Supplied data =>
<<<<
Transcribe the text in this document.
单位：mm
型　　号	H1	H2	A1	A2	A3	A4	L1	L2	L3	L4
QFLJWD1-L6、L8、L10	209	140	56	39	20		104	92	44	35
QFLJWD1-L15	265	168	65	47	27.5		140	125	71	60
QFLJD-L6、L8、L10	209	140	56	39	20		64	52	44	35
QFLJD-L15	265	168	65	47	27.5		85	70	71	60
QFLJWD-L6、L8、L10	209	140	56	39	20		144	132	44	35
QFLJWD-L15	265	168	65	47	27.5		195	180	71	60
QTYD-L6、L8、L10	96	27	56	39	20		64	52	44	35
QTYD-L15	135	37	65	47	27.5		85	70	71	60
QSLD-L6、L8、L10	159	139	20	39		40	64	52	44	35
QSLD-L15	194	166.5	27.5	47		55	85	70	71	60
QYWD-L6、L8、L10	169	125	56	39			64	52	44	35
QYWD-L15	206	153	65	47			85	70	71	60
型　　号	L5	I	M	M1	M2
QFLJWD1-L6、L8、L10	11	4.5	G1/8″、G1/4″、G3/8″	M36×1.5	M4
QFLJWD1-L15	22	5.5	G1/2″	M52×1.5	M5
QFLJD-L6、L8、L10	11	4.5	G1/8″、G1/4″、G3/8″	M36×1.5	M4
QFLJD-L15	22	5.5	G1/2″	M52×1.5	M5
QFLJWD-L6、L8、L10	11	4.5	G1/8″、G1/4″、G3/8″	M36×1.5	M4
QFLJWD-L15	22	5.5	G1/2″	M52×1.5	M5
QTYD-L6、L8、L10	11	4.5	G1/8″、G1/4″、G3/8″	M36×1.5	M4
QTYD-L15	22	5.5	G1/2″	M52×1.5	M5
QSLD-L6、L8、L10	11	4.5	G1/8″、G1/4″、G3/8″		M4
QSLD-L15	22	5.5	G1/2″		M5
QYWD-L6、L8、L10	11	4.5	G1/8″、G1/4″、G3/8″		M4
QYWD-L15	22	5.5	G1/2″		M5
>>>>
Aim of the exercise => Find each line holding "QSLD". Copy it out.

Output of the exercise =>
QSLD-L6、L8、L10	159	139	20	39		40	64	52	44	35
QSLD-L15	194	166.5	27.5	47		55	85	70	71	60
QSLD-L6、L8、L10	11	4.5	G1/8″、G1/4″、G3/8″		M4
QSLD-L15	22	5.5	G1/2″		M5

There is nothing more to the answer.